Instruction -> From the records below, pull each line that has "Bahrain".

(Dataset records)

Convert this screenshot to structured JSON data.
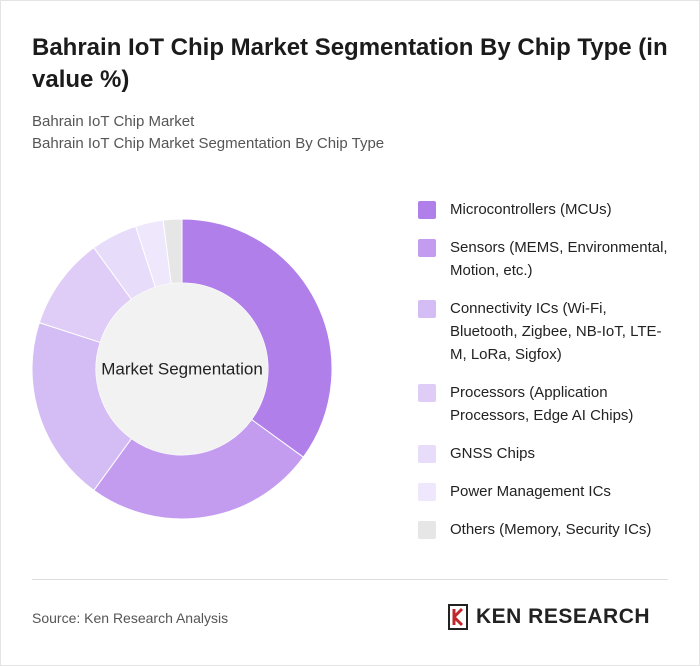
{
  "chart_data": {
    "type": "donut",
    "title": "Bahrain IoT Chip Market Segmentation By Chip Type (in value %)",
    "subtitle": [
      "Bahrain IoT Chip Market",
      "Bahrain IoT Chip Market Segmentation By Chip Type"
    ],
    "center_label": "Market Segmentation",
    "categories": [
      "Microcontrollers (MCUs)",
      "Sensors (MEMS, Environmental, Motion, etc.)",
      "Connectivity ICs (Wi-Fi, Bluetooth, Zigbee, NB-IoT, LTE-M, LoRa, Sigfox)",
      "Processors (Application Processors, Edge AI Chips)",
      "GNSS Chips",
      "Power Management ICs",
      "Others (Memory, Security ICs)"
    ],
    "values": [
      35,
      25,
      20,
      10,
      5,
      3,
      2
    ],
    "colors": [
      "#b07fe9",
      "#c39cf0",
      "#d4bcf5",
      "#dfcdf8",
      "#e7dcfa",
      "#efe7fc",
      "#e6e6e6"
    ],
    "source": "Source: Ken Research Analysis",
    "logo": "KEN RESEARCH"
  }
}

Solved problem ->
    "title": "Bahrain IoT Chip Market Segmentation By Chip Type (in value %)",
      "Bahrain IoT Chip Market",
      "Bahrain IoT Chip Market Segmentation By Chip Type"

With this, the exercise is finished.